(Data listing):
>> start

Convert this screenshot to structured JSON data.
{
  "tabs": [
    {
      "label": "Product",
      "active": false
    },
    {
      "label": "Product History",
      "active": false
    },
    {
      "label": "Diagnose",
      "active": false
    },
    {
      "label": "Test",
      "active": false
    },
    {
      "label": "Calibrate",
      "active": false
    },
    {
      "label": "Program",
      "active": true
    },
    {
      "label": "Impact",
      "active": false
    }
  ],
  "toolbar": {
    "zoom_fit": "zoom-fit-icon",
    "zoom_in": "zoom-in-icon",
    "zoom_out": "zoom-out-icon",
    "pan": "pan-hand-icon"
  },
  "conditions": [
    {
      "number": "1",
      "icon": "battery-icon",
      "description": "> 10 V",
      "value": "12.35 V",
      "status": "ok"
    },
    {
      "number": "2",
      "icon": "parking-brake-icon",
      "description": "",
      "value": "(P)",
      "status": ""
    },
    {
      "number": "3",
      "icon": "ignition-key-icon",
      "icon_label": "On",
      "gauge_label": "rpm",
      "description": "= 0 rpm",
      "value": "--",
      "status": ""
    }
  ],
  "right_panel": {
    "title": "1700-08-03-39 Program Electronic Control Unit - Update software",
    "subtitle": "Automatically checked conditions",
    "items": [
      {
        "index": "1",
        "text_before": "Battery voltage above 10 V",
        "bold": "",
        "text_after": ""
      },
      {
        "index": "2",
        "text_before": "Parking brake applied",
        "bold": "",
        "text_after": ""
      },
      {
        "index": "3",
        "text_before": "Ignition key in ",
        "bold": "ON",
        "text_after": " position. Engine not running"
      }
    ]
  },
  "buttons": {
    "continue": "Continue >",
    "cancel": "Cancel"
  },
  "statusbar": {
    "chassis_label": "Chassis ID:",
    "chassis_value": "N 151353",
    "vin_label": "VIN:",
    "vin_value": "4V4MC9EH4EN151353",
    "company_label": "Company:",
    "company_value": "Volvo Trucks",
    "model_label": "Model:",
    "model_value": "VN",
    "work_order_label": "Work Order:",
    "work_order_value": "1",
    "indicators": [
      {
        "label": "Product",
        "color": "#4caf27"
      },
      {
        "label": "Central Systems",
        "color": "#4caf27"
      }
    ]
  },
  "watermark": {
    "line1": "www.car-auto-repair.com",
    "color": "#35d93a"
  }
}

>> end

(DO THIS):
Pick out and copy the lines of the material that include the word "Program".

(WORKED ANSWER):
      "label": "Program",
    "title": "1700-08-03-39 Program Electronic Control Unit - Update software",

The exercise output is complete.